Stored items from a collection
◇ ◇ ◇ ◇ ◇ ◇ ◇

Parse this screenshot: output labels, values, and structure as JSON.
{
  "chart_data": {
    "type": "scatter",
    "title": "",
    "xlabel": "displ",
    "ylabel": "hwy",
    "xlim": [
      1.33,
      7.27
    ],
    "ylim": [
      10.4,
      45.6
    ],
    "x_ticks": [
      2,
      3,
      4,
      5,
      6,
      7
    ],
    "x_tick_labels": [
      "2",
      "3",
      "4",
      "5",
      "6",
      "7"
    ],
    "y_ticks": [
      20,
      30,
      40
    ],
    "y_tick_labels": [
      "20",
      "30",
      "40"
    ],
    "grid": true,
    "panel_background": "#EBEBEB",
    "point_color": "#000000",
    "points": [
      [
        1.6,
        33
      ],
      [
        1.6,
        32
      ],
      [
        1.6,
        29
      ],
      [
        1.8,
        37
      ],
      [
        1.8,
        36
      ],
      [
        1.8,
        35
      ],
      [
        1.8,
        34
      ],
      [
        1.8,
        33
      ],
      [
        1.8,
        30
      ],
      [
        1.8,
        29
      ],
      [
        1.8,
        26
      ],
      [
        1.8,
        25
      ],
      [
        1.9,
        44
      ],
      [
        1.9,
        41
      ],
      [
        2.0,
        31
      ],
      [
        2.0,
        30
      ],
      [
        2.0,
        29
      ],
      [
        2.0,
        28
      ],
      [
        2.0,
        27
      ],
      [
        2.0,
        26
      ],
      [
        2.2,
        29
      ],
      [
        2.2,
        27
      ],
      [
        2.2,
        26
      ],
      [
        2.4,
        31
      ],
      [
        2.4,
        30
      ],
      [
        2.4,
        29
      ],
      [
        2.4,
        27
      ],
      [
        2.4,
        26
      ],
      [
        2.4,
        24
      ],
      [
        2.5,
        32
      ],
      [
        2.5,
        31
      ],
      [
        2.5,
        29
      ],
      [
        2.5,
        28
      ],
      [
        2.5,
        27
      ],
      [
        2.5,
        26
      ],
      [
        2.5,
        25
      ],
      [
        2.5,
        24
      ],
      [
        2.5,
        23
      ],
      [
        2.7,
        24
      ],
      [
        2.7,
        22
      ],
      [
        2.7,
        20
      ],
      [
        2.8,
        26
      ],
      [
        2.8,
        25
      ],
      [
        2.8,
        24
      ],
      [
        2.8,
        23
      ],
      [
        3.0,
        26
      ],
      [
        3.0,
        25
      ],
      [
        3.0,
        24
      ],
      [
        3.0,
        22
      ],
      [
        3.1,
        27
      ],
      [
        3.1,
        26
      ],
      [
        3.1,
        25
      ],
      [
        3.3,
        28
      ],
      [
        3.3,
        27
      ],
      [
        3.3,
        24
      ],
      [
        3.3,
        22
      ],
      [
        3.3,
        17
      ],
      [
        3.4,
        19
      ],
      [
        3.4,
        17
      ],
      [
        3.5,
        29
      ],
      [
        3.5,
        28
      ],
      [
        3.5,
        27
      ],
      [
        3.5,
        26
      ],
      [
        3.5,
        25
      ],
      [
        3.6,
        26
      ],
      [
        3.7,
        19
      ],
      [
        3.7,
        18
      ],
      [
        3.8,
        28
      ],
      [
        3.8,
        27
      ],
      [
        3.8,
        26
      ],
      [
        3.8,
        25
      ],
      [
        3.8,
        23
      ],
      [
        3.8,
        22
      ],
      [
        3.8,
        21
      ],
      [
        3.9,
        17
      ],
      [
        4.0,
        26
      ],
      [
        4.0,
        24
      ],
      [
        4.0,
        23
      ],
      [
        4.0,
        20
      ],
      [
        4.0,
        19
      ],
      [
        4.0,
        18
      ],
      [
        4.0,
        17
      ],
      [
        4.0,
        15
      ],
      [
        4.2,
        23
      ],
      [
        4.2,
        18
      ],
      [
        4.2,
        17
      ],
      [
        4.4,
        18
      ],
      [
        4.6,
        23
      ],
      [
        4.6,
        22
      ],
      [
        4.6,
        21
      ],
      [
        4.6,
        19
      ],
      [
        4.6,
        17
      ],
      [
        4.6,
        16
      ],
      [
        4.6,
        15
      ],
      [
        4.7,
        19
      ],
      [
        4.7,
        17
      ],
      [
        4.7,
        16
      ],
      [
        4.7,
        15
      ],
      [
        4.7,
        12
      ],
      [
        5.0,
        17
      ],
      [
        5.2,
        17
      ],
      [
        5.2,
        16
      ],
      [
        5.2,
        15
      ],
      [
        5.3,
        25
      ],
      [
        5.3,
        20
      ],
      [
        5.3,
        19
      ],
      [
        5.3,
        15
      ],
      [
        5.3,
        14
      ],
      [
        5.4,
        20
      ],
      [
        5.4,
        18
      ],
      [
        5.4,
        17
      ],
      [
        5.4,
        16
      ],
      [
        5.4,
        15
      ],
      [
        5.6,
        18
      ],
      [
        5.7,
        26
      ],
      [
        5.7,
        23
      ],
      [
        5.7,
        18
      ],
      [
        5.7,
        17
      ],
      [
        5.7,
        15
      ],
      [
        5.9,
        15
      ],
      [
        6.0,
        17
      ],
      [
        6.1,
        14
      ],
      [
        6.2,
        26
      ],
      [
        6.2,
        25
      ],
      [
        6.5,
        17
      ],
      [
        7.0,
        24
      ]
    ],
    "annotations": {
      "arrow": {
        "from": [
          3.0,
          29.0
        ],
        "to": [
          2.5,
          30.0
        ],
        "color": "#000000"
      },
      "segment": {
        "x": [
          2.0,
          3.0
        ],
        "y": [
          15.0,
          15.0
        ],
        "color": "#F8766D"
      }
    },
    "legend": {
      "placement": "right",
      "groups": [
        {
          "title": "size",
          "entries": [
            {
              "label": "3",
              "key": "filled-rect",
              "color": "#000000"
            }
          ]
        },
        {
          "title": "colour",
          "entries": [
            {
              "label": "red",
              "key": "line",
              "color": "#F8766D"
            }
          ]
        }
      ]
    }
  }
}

◇ ◇ ◇ ◇ ◇ ◇ ◇

Request:
Restate the listing above word for word.

Right answer:
Parse this screenshot: output labels, values, and structure as JSON.
{
  "chart_data": {
    "type": "scatter",
    "title": "",
    "xlabel": "displ",
    "ylabel": "hwy",
    "xlim": [
      1.33,
      7.27
    ],
    "ylim": [
      10.4,
      45.6
    ],
    "x_ticks": [
      2,
      3,
      4,
      5,
      6,
      7
    ],
    "x_tick_labels": [
      "2",
      "3",
      "4",
      "5",
      "6",
      "7"
    ],
    "y_ticks": [
      20,
      30,
      40
    ],
    "y_tick_labels": [
      "20",
      "30",
      "40"
    ],
    "grid": true,
    "panel_background": "#EBEBEB",
    "point_color": "#000000",
    "points": [
      [
        1.6,
        33
      ],
      [
        1.6,
        32
      ],
      [
        1.6,
        29
      ],
      [
        1.8,
        37
      ],
      [
        1.8,
        36
      ],
      [
        1.8,
        35
      ],
      [
        1.8,
        34
      ],
      [
        1.8,
        33
      ],
      [
        1.8,
        30
      ],
      [
        1.8,
        29
      ],
      [
        1.8,
        26
      ],
      [
        1.8,
        25
      ],
      [
        1.9,
        44
      ],
      [
        1.9,
        41
      ],
      [
        2.0,
        31
      ],
      [
        2.0,
        30
      ],
      [
        2.0,
        29
      ],
      [
        2.0,
        28
      ],
      [
        2.0,
        27
      ],
      [
        2.0,
        26
      ],
      [
        2.2,
        29
      ],
      [
        2.2,
        27
      ],
      [
        2.2,
        26
      ],
      [
        2.4,
        31
      ],
      [
        2.4,
        30
      ],
      [
        2.4,
        29
      ],
      [
        2.4,
        27
      ],
      [
        2.4,
        26
      ],
      [
        2.4,
        24
      ],
      [
        2.5,
        32
      ],
      [
        2.5,
        31
      ],
      [
        2.5,
        29
      ],
      [
        2.5,
        28
      ],
      [
        2.5,
        27
      ],
      [
        2.5,
        26
      ],
      [
        2.5,
        25
      ],
      [
        2.5,
        24
      ],
      [
        2.5,
        23
      ],
      [
        2.7,
        24
      ],
      [
        2.7,
        22
      ],
      [
        2.7,
        20
      ],
      [
        2.8,
        26
      ],
      [
        2.8,
        25
      ],
      [
        2.8,
        24
      ],
      [
        2.8,
        23
      ],
      [
        3.0,
        26
      ],
      [
        3.0,
        25
      ],
      [
        3.0,
        24
      ],
      [
        3.0,
        22
      ],
      [
        3.1,
        27
      ],
      [
        3.1,
        26
      ],
      [
        3.1,
        25
      ],
      [
        3.3,
        28
      ],
      [
        3.3,
        27
      ],
      [
        3.3,
        24
      ],
      [
        3.3,
        22
      ],
      [
        3.3,
        17
      ],
      [
        3.4,
        19
      ],
      [
        3.4,
        17
      ],
      [
        3.5,
        29
      ],
      [
        3.5,
        28
      ],
      [
        3.5,
        27
      ],
      [
        3.5,
        26
      ],
      [
        3.5,
        25
      ],
      [
        3.6,
        26
      ],
      [
        3.7,
        19
      ],
      [
        3.7,
        18
      ],
      [
        3.8,
        28
      ],
      [
        3.8,
        27
      ],
      [
        3.8,
        26
      ],
      [
        3.8,
        25
      ],
      [
        3.8,
        23
      ],
      [
        3.8,
        22
      ],
      [
        3.8,
        21
      ],
      [
        3.9,
        17
      ],
      [
        4.0,
        26
      ],
      [
        4.0,
        24
      ],
      [
        4.0,
        23
      ],
      [
        4.0,
        20
      ],
      [
        4.0,
        19
      ],
      [
        4.0,
        18
      ],
      [
        4.0,
        17
      ],
      [
        4.0,
        15
      ],
      [
        4.2,
        23
      ],
      [
        4.2,
        18
      ],
      [
        4.2,
        17
      ],
      [
        4.4,
        18
      ],
      [
        4.6,
        23
      ],
      [
        4.6,
        22
      ],
      [
        4.6,
        21
      ],
      [
        4.6,
        19
      ],
      [
        4.6,
        17
      ],
      [
        4.6,
        16
      ],
      [
        4.6,
        15
      ],
      [
        4.7,
        19
      ],
      [
        4.7,
        17
      ],
      [
        4.7,
        16
      ],
      [
        4.7,
        15
      ],
      [
        4.7,
        12
      ],
      [
        5.0,
        17
      ],
      [
        5.2,
        17
      ],
      [
        5.2,
        16
      ],
      [
        5.2,
        15
      ],
      [
        5.3,
        25
      ],
      [
        5.3,
        20
      ],
      [
        5.3,
        19
      ],
      [
        5.3,
        15
      ],
      [
        5.3,
        14
      ],
      [
        5.4,
        20
      ],
      [
        5.4,
        18
      ],
      [
        5.4,
        17
      ],
      [
        5.4,
        16
      ],
      [
        5.4,
        15
      ],
      [
        5.6,
        18
      ],
      [
        5.7,
        26
      ],
      [
        5.7,
        23
      ],
      [
        5.7,
        18
      ],
      [
        5.7,
        17
      ],
      [
        5.7,
        15
      ],
      [
        5.9,
        15
      ],
      [
        6.0,
        17
      ],
      [
        6.1,
        14
      ],
      [
        6.2,
        26
      ],
      [
        6.2,
        25
      ],
      [
        6.5,
        17
      ],
      [
        7.0,
        24
      ]
    ],
    "annotations": {
      "arrow": {
        "from": [
          3.0,
          29.0
        ],
        "to": [
          2.5,
          30.0
        ],
        "color": "#000000"
      },
      "segment": {
        "x": [
          2.0,
          3.0
        ],
        "y": [
          15.0,
          15.0
        ],
        "color": "#F8766D"
      }
    },
    "legend": {
      "placement": "right",
      "groups": [
        {
          "title": "size",
          "entries": [
            {
              "label": "3",
              "key": "filled-rect",
              "color": "#000000"
            }
          ]
        },
        {
          "title": "colour",
          "entries": [
            {
              "label": "red",
              "key": "line",
              "color": "#F8766D"
            }
          ]
        }
      ]
    }
  }
}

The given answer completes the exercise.